> _THE RECORDS_:
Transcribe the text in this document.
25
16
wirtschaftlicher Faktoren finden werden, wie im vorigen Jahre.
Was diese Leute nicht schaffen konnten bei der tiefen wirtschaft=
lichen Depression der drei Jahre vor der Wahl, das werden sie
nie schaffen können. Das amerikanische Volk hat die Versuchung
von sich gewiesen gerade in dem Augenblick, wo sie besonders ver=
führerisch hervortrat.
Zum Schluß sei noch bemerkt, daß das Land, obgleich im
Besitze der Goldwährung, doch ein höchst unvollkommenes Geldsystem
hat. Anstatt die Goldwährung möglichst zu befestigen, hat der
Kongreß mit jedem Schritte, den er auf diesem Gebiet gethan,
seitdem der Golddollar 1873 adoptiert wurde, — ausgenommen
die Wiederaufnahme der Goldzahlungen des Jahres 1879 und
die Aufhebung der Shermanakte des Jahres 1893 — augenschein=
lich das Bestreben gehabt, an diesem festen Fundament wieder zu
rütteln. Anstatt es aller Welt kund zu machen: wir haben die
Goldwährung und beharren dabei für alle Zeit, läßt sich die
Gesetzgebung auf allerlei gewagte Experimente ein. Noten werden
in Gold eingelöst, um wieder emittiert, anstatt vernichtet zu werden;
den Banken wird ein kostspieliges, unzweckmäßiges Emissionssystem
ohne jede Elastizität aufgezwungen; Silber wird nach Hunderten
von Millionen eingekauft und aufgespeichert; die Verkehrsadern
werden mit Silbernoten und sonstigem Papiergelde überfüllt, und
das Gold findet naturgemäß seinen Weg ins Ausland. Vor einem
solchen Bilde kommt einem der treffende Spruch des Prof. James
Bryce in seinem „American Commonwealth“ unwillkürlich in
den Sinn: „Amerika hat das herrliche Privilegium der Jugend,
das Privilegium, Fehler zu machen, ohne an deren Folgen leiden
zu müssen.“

> _TRY IT_: Above are the records; reproduce all of them exactly.

> _TASK SOLUTION_:
Transcribe the text in this document.
25
16
wirtschaftlicher Faktoren finden werden, wie im vorigen Jahre.
Was diese Leute nicht schaffen konnten bei der tiefen wirtschaft=
lichen Depression der drei Jahre vor der Wahl, das werden sie
nie schaffen können. Das amerikanische Volk hat die Versuchung
von sich gewiesen gerade in dem Augenblick, wo sie besonders ver=
führerisch hervortrat.
Zum Schluß sei noch bemerkt, daß das Land, obgleich im
Besitze der Goldwährung, doch ein höchst unvollkommenes Geldsystem
hat. Anstatt die Goldwährung möglichst zu befestigen, hat der
Kongreß mit jedem Schritte, den er auf diesem Gebiet gethan,
seitdem der Golddollar 1873 adoptiert wurde, — ausgenommen
die Wiederaufnahme der Goldzahlungen des Jahres 1879 und
die Aufhebung der Shermanakte des Jahres 1893 — augenschein=
lich das Bestreben gehabt, an diesem festen Fundament wieder zu
rütteln. Anstatt es aller Welt kund zu machen: wir haben die
Goldwährung und beharren dabei für alle Zeit, läßt sich die
Gesetzgebung auf allerlei gewagte Experimente ein. Noten werden
in Gold eingelöst, um wieder emittiert, anstatt vernichtet zu werden;
den Banken wird ein kostspieliges, unzweckmäßiges Emissionssystem
ohne jede Elastizität aufgezwungen; Silber wird nach Hunderten
von Millionen eingekauft und aufgespeichert; die Verkehrsadern
werden mit Silbernoten und sonstigem Papiergelde überfüllt, und
das Gold findet naturgemäß seinen Weg ins Ausland. Vor einem
solchen Bilde kommt einem der treffende Spruch des Prof. James
Bryce in seinem „American Commonwealth“ unwillkürlich in
den Sinn: „Amerika hat das herrliche Privilegium der Jugend,
das Privilegium, Fehler zu machen, ohne an deren Folgen leiden
zu müssen.“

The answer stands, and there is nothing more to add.